◆ **Your goal**: Transcribe each entry below exactly. Pictures do not go in the copy.

(Stored data entries)
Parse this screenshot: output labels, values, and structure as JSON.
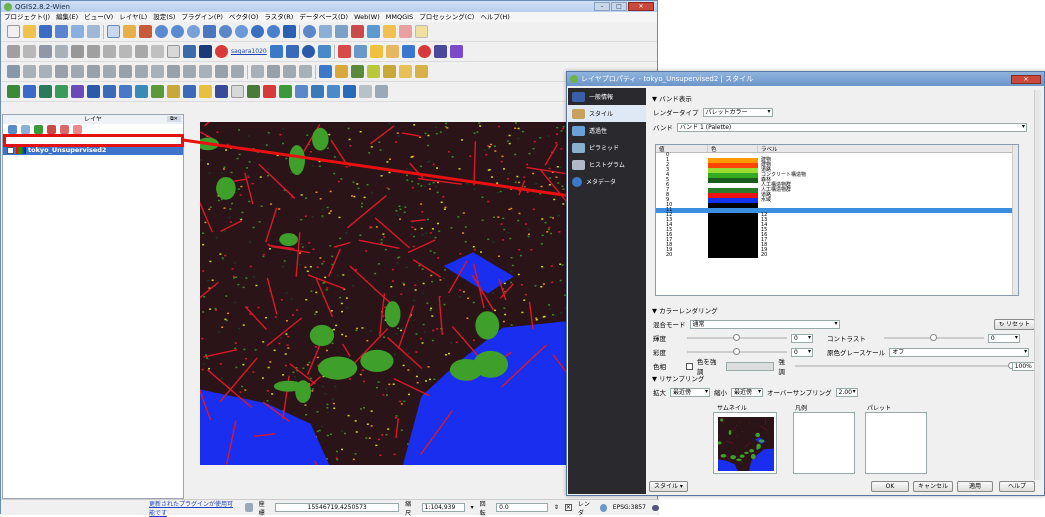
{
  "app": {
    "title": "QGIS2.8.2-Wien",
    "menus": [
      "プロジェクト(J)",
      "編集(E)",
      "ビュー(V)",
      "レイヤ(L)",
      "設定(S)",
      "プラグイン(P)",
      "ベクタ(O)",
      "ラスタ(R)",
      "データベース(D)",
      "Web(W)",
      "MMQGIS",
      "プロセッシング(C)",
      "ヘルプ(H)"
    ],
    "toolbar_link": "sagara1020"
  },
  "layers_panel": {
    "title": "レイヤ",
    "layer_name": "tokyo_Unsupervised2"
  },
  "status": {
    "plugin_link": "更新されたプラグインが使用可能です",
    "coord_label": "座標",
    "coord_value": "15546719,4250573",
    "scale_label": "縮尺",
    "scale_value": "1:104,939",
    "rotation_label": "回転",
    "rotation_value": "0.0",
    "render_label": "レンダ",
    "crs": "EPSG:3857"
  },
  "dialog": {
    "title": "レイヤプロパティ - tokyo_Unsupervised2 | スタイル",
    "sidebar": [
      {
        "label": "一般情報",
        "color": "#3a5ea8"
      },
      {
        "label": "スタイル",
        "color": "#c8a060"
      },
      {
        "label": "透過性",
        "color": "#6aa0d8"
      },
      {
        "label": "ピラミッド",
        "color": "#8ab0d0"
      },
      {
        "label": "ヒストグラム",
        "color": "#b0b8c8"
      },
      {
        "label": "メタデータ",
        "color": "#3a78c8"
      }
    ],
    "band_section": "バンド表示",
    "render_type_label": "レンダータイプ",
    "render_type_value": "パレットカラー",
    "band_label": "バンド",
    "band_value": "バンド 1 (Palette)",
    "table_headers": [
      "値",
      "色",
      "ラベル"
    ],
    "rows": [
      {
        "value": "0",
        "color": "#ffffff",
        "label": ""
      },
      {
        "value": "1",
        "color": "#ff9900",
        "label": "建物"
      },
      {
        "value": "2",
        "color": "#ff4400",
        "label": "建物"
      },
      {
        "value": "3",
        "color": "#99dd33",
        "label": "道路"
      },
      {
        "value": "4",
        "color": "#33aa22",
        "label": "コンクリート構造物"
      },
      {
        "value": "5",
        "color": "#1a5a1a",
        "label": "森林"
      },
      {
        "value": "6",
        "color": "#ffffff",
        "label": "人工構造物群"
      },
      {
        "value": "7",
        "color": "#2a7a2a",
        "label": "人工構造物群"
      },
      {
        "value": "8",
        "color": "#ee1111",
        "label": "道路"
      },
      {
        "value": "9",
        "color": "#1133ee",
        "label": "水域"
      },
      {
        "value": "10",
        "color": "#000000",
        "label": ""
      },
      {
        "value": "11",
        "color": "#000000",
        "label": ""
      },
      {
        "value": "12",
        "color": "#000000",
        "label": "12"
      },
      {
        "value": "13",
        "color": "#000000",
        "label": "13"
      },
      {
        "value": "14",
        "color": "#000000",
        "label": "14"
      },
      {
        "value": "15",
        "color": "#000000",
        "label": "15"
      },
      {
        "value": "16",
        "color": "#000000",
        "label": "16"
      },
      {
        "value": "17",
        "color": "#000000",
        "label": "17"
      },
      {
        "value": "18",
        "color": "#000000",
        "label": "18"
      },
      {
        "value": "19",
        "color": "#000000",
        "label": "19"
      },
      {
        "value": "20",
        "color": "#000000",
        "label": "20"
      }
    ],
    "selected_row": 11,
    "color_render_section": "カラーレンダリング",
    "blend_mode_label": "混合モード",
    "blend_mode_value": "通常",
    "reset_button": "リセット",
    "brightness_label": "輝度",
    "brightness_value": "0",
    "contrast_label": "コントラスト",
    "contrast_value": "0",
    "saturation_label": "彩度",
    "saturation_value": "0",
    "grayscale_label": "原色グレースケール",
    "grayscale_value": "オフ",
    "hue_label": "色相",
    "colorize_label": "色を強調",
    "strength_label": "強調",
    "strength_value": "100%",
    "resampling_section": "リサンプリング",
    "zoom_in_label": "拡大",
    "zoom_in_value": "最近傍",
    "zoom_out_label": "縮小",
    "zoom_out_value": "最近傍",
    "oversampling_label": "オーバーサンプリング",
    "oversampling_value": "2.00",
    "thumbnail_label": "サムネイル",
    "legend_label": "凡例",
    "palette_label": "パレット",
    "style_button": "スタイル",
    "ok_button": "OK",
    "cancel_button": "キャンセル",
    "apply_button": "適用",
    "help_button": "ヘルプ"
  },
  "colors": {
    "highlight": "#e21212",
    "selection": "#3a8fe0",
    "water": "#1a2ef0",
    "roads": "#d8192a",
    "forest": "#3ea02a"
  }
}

◆ **Solution for this exercise**:
Parse this screenshot: output labels, values, and structure as JSON.
{
  "app": {
    "title": "QGIS2.8.2-Wien",
    "menus": [
      "プロジェクト(J)",
      "編集(E)",
      "ビュー(V)",
      "レイヤ(L)",
      "設定(S)",
      "プラグイン(P)",
      "ベクタ(O)",
      "ラスタ(R)",
      "データベース(D)",
      "Web(W)",
      "MMQGIS",
      "プロセッシング(C)",
      "ヘルプ(H)"
    ],
    "toolbar_link": "sagara1020"
  },
  "layers_panel": {
    "title": "レイヤ",
    "layer_name": "tokyo_Unsupervised2"
  },
  "status": {
    "plugin_link": "更新されたプラグインが使用可能です",
    "coord_label": "座標",
    "coord_value": "15546719,4250573",
    "scale_label": "縮尺",
    "scale_value": "1:104,939",
    "rotation_label": "回転",
    "rotation_value": "0.0",
    "render_label": "レンダ",
    "crs": "EPSG:3857"
  },
  "dialog": {
    "title": "レイヤプロパティ - tokyo_Unsupervised2 | スタイル",
    "sidebar": [
      {
        "label": "一般情報",
        "color": "#3a5ea8"
      },
      {
        "label": "スタイル",
        "color": "#c8a060"
      },
      {
        "label": "透過性",
        "color": "#6aa0d8"
      },
      {
        "label": "ピラミッド",
        "color": "#8ab0d0"
      },
      {
        "label": "ヒストグラム",
        "color": "#b0b8c8"
      },
      {
        "label": "メタデータ",
        "color": "#3a78c8"
      }
    ],
    "band_section": "バンド表示",
    "render_type_label": "レンダータイプ",
    "render_type_value": "パレットカラー",
    "band_label": "バンド",
    "band_value": "バンド 1 (Palette)",
    "table_headers": [
      "値",
      "色",
      "ラベル"
    ],
    "rows": [
      {
        "value": "0",
        "color": "#ffffff",
        "label": ""
      },
      {
        "value": "1",
        "color": "#ff9900",
        "label": "建物"
      },
      {
        "value": "2",
        "color": "#ff4400",
        "label": "建物"
      },
      {
        "value": "3",
        "color": "#99dd33",
        "label": "道路"
      },
      {
        "value": "4",
        "color": "#33aa22",
        "label": "コンクリート構造物"
      },
      {
        "value": "5",
        "color": "#1a5a1a",
        "label": "森林"
      },
      {
        "value": "6",
        "color": "#ffffff",
        "label": "人工構造物群"
      },
      {
        "value": "7",
        "color": "#2a7a2a",
        "label": "人工構造物群"
      },
      {
        "value": "8",
        "color": "#ee1111",
        "label": "道路"
      },
      {
        "value": "9",
        "color": "#1133ee",
        "label": "水域"
      },
      {
        "value": "10",
        "color": "#000000",
        "label": ""
      },
      {
        "value": "11",
        "color": "#000000",
        "label": ""
      },
      {
        "value": "12",
        "color": "#000000",
        "label": "12"
      },
      {
        "value": "13",
        "color": "#000000",
        "label": "13"
      },
      {
        "value": "14",
        "color": "#000000",
        "label": "14"
      },
      {
        "value": "15",
        "color": "#000000",
        "label": "15"
      },
      {
        "value": "16",
        "color": "#000000",
        "label": "16"
      },
      {
        "value": "17",
        "color": "#000000",
        "label": "17"
      },
      {
        "value": "18",
        "color": "#000000",
        "label": "18"
      },
      {
        "value": "19",
        "color": "#000000",
        "label": "19"
      },
      {
        "value": "20",
        "color": "#000000",
        "label": "20"
      }
    ],
    "selected_row": 11,
    "color_render_section": "カラーレンダリング",
    "blend_mode_label": "混合モード",
    "blend_mode_value": "通常",
    "reset_button": "リセット",
    "brightness_label": "輝度",
    "brightness_value": "0",
    "contrast_label": "コントラスト",
    "contrast_value": "0",
    "saturation_label": "彩度",
    "saturation_value": "0",
    "grayscale_label": "原色グレースケール",
    "grayscale_value": "オフ",
    "hue_label": "色相",
    "colorize_label": "色を強調",
    "strength_label": "強調",
    "strength_value": "100%",
    "resampling_section": "リサンプリング",
    "zoom_in_label": "拡大",
    "zoom_in_value": "最近傍",
    "zoom_out_label": "縮小",
    "zoom_out_value": "最近傍",
    "oversampling_label": "オーバーサンプリング",
    "oversampling_value": "2.00",
    "thumbnail_label": "サムネイル",
    "legend_label": "凡例",
    "palette_label": "パレット",
    "style_button": "スタイル",
    "ok_button": "OK",
    "cancel_button": "キャンセル",
    "apply_button": "適用",
    "help_button": "ヘルプ"
  },
  "colors": {
    "highlight": "#e21212",
    "selection": "#3a8fe0",
    "water": "#1a2ef0",
    "roads": "#d8192a",
    "forest": "#3ea02a"
  }
}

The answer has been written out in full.